### To be done
Pull out every line below holding the word "хвилю".

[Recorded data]
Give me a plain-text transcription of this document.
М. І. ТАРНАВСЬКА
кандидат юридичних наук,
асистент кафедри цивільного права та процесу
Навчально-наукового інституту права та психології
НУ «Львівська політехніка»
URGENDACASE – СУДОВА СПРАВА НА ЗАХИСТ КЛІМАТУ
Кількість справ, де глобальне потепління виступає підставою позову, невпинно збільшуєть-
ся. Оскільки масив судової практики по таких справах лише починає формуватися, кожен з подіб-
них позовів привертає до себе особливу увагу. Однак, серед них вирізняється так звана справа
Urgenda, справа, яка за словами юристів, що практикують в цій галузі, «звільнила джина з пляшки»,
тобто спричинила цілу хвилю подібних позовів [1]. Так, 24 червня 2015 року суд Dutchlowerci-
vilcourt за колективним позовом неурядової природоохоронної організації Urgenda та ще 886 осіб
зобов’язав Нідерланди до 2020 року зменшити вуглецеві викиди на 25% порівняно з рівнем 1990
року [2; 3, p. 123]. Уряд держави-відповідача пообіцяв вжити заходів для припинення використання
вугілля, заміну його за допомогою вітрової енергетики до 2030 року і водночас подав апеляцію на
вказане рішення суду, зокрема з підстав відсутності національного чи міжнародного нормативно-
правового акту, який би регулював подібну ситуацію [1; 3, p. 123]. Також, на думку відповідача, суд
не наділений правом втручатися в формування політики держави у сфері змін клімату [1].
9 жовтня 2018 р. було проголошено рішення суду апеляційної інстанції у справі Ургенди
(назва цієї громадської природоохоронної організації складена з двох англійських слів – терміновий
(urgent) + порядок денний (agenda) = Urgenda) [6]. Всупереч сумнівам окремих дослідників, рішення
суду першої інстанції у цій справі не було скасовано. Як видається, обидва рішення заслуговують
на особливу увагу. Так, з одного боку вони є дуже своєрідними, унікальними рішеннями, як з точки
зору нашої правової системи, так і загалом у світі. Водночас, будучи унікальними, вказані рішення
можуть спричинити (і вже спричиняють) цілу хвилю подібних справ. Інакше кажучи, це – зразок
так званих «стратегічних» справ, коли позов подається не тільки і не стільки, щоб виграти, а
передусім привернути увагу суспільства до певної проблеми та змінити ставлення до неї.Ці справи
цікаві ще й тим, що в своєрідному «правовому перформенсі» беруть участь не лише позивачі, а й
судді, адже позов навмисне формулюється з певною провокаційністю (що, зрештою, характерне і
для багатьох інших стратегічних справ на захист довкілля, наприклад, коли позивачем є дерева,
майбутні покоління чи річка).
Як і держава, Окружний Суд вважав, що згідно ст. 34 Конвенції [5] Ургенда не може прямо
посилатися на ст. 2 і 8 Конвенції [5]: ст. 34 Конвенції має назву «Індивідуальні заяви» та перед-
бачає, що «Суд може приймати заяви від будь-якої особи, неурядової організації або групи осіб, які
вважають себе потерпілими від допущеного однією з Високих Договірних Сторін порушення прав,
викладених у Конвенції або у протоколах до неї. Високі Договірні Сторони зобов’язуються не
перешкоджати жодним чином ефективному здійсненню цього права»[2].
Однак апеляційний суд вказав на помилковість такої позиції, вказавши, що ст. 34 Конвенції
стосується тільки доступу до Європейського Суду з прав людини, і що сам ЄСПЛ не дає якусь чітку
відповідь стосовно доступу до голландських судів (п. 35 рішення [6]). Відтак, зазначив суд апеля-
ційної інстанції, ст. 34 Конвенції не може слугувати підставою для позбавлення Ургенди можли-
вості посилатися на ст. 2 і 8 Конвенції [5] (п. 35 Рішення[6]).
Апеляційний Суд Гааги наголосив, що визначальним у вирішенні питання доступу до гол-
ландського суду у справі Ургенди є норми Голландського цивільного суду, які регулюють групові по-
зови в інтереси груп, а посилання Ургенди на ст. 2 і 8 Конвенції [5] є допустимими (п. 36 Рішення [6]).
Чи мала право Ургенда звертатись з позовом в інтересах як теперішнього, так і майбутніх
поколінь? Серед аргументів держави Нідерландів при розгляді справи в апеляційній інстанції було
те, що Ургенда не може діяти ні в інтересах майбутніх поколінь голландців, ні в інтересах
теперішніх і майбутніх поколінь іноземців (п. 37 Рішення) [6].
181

### Written solution
тобто спричинила цілу хвилю подібних позовів [1]. Так, 24 червня 2015 року суд Dutchlowerci-
можуть спричинити (і вже спричиняють) цілу хвилю подібних справ. Інакше кажучи, це – зразок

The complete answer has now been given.